## WORK INSTRUCTIONS
Return the full material exactly.

## DATASET RECORDS
---

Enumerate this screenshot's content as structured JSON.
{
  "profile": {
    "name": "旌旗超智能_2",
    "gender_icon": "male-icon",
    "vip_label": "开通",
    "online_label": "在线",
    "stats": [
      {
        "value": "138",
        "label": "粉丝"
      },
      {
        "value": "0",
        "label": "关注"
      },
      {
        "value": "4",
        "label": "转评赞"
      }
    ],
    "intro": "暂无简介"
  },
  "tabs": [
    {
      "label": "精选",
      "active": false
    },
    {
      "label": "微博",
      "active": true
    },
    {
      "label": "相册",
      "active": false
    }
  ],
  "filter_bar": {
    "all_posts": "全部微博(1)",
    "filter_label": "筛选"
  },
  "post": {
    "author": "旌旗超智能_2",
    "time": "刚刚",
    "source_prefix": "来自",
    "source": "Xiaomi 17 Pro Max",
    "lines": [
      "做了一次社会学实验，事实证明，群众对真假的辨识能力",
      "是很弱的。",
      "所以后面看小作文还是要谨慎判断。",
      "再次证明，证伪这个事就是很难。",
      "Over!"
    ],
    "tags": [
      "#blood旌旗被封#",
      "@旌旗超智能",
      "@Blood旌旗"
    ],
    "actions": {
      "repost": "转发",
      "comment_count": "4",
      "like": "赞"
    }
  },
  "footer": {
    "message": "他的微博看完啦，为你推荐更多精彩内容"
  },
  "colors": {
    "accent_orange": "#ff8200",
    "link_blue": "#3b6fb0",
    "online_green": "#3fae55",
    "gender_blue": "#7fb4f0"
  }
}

---

## EXERCISE RESULT
Enumerate this screenshot's content as structured JSON.
{
  "profile": {
    "name": "旌旗超智能_2",
    "gender_icon": "male-icon",
    "vip_label": "开通",
    "online_label": "在线",
    "stats": [
      {
        "value": "138",
        "label": "粉丝"
      },
      {
        "value": "0",
        "label": "关注"
      },
      {
        "value": "4",
        "label": "转评赞"
      }
    ],
    "intro": "暂无简介"
  },
  "tabs": [
    {
      "label": "精选",
      "active": false
    },
    {
      "label": "微博",
      "active": true
    },
    {
      "label": "相册",
      "active": false
    }
  ],
  "filter_bar": {
    "all_posts": "全部微博(1)",
    "filter_label": "筛选"
  },
  "post": {
    "author": "旌旗超智能_2",
    "time": "刚刚",
    "source_prefix": "来自",
    "source": "Xiaomi 17 Pro Max",
    "lines": [
      "做了一次社会学实验，事实证明，群众对真假的辨识能力",
      "是很弱的。",
      "所以后面看小作文还是要谨慎判断。",
      "再次证明，证伪这个事就是很难。",
      "Over!"
    ],
    "tags": [
      "#blood旌旗被封#",
      "@旌旗超智能",
      "@Blood旌旗"
    ],
    "actions": {
      "repost": "转发",
      "comment_count": "4",
      "like": "赞"
    }
  },
  "footer": {
    "message": "他的微博看完啦，为你推荐更多精彩内容"
  },
  "colors": {
    "accent_orange": "#ff8200",
    "link_blue": "#3b6fb0",
    "online_green": "#3fae55",
    "gender_blue": "#7fb4f0"
  }
}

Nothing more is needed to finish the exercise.